Rows from a dataset:
- - - -

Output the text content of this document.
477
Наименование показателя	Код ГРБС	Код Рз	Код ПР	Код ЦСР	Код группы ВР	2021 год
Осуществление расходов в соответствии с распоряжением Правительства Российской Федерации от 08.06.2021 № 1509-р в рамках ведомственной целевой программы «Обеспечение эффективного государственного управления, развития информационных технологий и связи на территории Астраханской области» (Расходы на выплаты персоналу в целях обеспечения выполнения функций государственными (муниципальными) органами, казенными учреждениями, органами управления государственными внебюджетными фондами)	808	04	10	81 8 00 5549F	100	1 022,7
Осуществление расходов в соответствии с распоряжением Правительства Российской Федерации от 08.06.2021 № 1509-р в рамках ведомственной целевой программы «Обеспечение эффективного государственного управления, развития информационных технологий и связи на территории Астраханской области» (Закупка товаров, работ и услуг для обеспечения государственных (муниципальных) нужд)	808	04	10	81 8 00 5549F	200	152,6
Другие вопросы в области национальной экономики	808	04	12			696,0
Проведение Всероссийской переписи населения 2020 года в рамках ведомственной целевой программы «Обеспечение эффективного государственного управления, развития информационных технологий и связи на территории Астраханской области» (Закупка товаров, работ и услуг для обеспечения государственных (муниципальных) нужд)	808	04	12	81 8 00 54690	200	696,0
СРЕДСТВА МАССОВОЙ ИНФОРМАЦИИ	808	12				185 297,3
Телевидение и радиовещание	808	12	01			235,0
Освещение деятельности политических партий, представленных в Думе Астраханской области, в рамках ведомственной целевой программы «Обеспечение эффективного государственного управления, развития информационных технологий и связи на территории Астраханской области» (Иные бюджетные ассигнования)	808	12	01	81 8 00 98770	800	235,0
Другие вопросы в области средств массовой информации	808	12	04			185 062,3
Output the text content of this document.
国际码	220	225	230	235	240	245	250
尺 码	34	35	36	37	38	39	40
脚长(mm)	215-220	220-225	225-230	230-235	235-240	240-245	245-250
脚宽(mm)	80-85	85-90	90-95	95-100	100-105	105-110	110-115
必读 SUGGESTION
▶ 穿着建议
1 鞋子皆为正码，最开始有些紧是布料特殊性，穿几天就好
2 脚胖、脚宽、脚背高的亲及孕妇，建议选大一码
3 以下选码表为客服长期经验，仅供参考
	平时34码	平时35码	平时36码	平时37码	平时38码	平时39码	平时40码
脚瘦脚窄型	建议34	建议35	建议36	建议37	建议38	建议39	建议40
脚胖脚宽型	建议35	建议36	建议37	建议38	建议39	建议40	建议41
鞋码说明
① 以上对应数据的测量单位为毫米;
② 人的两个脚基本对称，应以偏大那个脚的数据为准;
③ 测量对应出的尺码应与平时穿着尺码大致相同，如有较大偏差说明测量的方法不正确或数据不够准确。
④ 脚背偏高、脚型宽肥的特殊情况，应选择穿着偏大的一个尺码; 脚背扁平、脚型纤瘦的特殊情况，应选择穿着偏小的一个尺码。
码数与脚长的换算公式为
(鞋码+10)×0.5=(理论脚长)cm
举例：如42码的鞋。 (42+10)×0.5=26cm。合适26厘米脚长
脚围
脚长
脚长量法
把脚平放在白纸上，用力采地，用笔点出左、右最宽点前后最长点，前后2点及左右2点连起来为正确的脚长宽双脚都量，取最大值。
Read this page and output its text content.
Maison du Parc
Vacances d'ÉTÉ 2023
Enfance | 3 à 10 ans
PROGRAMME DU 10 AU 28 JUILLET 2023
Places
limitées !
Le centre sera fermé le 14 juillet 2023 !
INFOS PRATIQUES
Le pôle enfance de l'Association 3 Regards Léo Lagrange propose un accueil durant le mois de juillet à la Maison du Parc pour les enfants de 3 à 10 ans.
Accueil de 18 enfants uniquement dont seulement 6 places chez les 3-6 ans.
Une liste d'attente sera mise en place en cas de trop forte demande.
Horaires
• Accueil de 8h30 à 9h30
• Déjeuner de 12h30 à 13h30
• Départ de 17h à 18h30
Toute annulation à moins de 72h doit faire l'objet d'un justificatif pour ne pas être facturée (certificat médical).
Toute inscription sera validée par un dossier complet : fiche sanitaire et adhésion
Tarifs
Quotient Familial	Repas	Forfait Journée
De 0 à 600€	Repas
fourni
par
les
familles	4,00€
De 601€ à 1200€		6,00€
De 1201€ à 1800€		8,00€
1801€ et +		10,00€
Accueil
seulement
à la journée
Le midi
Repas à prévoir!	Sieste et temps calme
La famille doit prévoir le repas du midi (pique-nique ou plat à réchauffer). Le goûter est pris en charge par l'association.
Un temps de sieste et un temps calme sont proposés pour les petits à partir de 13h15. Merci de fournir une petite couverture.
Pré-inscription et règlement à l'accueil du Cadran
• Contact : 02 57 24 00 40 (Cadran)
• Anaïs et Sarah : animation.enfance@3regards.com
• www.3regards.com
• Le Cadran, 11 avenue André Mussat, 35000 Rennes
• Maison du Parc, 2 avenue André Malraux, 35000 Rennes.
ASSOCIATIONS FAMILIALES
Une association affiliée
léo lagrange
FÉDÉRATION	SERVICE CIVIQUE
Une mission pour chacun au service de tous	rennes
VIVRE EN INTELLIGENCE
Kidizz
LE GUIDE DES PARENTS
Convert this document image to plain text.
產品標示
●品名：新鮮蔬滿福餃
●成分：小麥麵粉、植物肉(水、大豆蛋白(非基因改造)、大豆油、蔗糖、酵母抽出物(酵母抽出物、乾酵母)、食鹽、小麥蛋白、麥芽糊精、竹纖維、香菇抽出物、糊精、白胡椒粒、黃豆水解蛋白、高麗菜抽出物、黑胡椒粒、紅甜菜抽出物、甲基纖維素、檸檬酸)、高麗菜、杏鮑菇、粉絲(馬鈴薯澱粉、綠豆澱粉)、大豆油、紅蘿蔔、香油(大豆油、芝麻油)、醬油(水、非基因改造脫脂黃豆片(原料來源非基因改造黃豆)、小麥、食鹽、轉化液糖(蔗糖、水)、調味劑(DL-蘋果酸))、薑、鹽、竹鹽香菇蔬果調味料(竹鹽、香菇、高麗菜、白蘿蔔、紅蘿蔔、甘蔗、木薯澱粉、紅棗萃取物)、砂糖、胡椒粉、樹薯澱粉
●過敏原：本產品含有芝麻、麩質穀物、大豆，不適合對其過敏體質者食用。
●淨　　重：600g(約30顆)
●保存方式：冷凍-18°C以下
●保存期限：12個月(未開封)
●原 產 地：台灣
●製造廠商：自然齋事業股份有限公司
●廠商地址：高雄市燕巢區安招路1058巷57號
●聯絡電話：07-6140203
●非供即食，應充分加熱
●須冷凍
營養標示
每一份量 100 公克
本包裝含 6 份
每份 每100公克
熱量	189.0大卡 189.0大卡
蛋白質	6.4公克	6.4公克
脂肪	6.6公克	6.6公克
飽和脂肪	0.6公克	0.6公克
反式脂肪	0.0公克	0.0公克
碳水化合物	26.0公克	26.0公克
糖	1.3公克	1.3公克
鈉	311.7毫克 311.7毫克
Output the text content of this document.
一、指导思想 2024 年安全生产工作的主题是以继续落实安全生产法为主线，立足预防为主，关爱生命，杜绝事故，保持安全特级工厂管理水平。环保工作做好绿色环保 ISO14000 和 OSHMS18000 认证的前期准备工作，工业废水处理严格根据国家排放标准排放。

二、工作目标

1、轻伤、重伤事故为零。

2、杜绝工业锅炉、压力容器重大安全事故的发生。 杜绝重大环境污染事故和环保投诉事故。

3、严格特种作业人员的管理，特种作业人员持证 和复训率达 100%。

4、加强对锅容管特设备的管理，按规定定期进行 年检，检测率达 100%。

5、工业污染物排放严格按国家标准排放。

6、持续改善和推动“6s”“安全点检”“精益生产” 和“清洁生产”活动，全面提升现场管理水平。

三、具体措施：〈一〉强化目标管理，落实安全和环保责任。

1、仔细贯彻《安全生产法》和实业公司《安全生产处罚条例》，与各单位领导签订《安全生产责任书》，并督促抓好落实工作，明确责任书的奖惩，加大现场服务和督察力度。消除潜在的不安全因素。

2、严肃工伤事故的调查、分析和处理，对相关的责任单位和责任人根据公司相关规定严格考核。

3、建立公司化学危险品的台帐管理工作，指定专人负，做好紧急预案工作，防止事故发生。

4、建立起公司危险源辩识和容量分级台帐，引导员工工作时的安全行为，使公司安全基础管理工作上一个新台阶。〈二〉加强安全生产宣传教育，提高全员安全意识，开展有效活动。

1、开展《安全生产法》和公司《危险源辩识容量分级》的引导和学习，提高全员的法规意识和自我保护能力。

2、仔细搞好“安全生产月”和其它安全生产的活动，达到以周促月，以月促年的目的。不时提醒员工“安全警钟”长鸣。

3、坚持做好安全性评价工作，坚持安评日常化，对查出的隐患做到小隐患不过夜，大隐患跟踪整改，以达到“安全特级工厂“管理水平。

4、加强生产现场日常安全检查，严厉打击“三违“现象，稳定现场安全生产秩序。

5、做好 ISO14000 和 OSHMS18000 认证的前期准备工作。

- - - -

> _Stated task_:
Check each line of the records above for "технологий", and copy those that have it.

> _Reply_:
Осуществление расходов в соответствии с распоряжением Правительства Российской Федерации от 08.06.2021 № 1509-р в рамках ведомственной целевой программы «Обеспечение эффективного государственного управления, развития информационных технологий и связи на территории Астраханской области» (Расходы на выплаты персоналу в целях обеспечения выполнения функций государственными (муниципальными) органами, казенными учреждениями, органами управления государственными внебюджетными фондами)	808	04	10	81 8 00 5549F	100	1 022,7
Осуществление расходов в соответствии с распоряжением Правительства Российской Федерации от 08.06.2021 № 1509-р в рамках ведомственной целевой программы «Обеспечение эффективного государственного управления, развития информационных технологий и связи на территории Астраханской области» (Закупка товаров, работ и услуг для обеспечения государственных (муниципальных) нужд)	808	04	10	81 8 00 5549F	200	152,6
Проведение Всероссийской переписи населения 2020 года в рамках ведомственной целевой программы «Обеспечение эффективного государственного управления, развития информационных технологий и связи на территории Астраханской области» (Закупка товаров, работ и услуг для обеспечения государственных (муниципальных) нужд)	808	04	12	81 8 00 54690	200	696,0
Освещение деятельности политических партий, представленных в Думе Астраханской области, в рамках ведомственной целевой программы «Обеспечение эффективного государственного управления, развития информационных технологий и связи на территории Астраханской области» (Иные бюджетные ассигнования)	808	12	01	81 8 00 98770	800	235,0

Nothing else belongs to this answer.